Data section -
· · · · ·
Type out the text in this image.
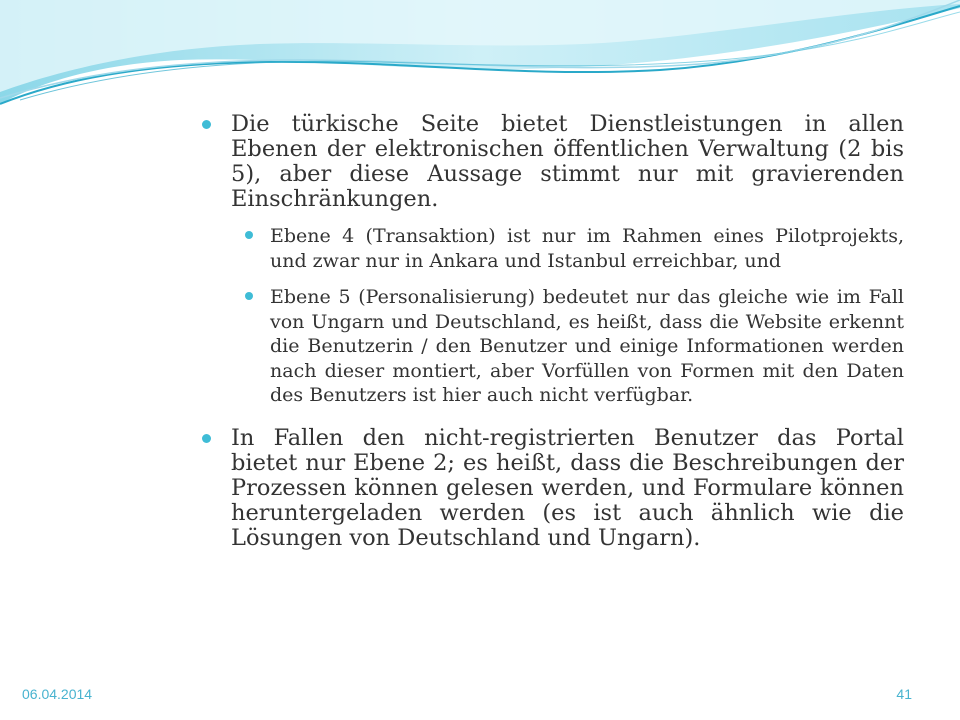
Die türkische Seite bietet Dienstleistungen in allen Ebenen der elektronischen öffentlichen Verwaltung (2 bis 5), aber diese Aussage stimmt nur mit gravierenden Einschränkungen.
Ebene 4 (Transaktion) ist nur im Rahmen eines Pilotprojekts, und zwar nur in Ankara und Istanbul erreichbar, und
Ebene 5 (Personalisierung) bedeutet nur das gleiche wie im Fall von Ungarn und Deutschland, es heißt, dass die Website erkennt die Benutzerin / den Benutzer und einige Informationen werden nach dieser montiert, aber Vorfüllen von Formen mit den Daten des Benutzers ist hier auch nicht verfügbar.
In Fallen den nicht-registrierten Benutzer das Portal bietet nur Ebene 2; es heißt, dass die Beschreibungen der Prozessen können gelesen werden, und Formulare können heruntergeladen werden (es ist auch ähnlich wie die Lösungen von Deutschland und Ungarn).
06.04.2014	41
· · · · ·
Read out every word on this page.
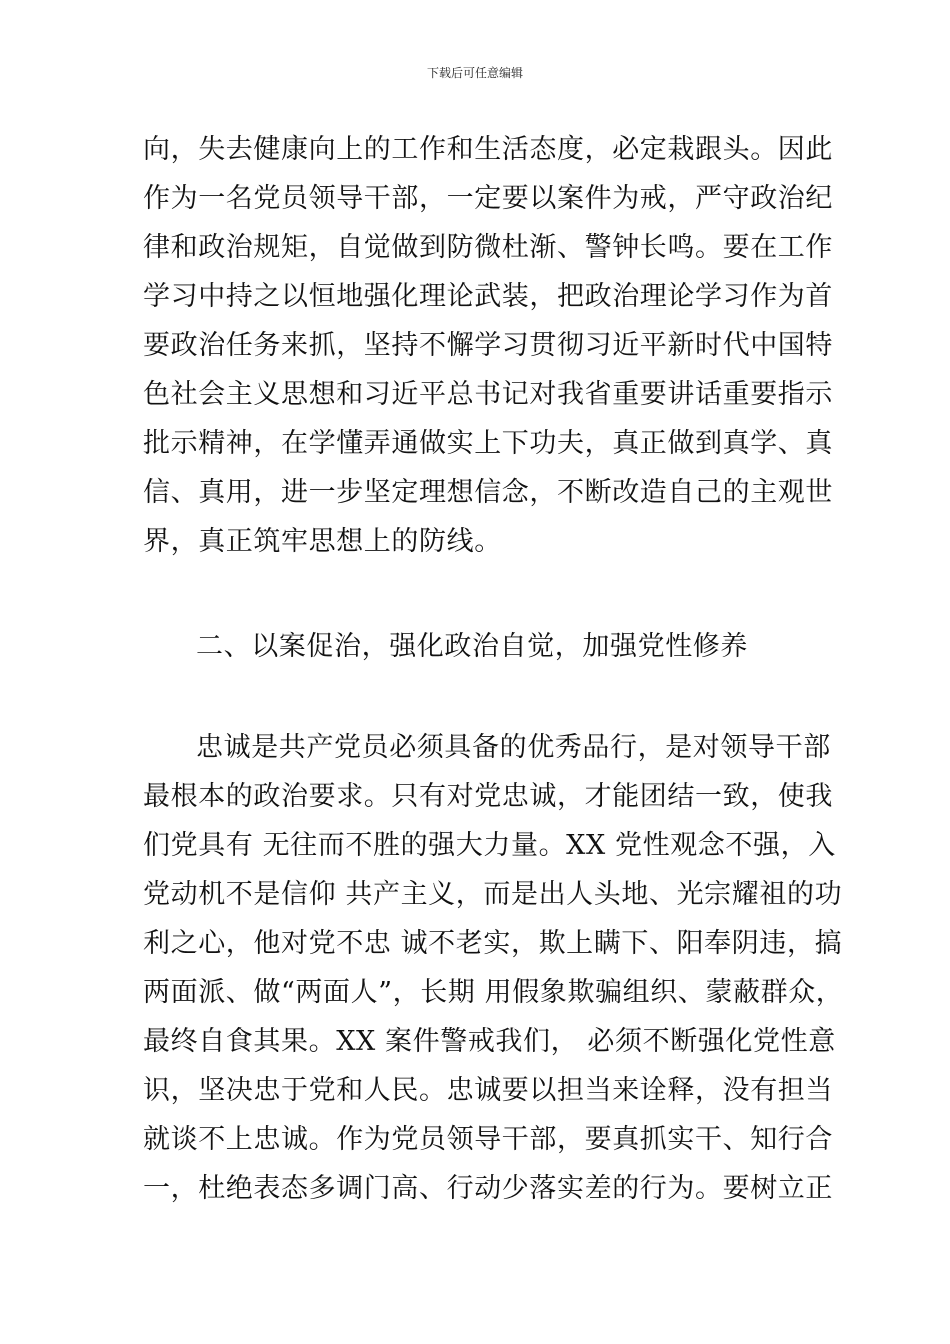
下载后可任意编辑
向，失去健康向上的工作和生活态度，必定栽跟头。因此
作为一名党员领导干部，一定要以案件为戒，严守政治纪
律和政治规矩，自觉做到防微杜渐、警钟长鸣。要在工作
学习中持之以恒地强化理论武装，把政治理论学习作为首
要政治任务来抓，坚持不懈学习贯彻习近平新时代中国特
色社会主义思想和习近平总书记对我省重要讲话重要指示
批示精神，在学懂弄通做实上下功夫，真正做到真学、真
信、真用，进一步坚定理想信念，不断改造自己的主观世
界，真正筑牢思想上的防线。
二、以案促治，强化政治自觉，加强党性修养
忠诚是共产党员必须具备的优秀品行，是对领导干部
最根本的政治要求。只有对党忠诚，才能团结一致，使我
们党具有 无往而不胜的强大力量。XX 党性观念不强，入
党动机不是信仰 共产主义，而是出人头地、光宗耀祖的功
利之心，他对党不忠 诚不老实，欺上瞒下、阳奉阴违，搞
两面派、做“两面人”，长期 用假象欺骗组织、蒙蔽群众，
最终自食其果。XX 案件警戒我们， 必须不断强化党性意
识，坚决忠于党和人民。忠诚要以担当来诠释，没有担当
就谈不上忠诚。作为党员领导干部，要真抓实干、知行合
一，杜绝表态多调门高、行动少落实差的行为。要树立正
· · · · ·
Go over the records above and tally each line that includes "this". Give the total by itself.

Task result -
2